━━━ Records for the task ━━━

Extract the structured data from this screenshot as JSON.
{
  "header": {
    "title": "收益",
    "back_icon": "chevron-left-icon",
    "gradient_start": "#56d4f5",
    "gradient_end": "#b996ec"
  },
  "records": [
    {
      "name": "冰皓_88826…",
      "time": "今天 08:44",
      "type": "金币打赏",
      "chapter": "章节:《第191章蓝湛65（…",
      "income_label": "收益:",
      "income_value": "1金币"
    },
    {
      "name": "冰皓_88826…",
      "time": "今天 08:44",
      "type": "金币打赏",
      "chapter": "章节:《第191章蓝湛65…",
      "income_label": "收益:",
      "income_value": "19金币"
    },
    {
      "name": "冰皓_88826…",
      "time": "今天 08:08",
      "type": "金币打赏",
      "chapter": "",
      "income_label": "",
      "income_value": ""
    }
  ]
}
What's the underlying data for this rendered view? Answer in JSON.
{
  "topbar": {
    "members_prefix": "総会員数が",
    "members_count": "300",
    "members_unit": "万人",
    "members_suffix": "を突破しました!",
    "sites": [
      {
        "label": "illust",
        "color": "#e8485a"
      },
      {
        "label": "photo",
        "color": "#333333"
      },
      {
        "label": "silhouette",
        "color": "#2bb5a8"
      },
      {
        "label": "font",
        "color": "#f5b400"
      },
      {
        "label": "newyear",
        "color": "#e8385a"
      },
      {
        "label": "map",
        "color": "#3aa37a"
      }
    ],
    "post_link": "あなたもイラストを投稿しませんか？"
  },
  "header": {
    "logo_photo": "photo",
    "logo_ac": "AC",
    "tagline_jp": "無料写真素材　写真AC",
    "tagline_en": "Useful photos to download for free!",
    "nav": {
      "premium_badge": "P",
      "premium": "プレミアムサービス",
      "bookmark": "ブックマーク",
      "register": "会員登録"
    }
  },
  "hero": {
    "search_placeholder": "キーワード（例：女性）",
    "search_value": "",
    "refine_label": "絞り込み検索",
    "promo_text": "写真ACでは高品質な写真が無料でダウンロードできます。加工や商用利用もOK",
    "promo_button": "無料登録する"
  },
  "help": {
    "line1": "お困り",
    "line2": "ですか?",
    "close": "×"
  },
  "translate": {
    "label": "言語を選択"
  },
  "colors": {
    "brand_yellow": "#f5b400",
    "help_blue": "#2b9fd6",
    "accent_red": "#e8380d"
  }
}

━━━

* **Given task**: Each line above that includes "data" should be shown.

* **Final result**:
Extract the structured data from this screenshot as JSON.
What's the underlying data for this rendered view? Answer in JSON.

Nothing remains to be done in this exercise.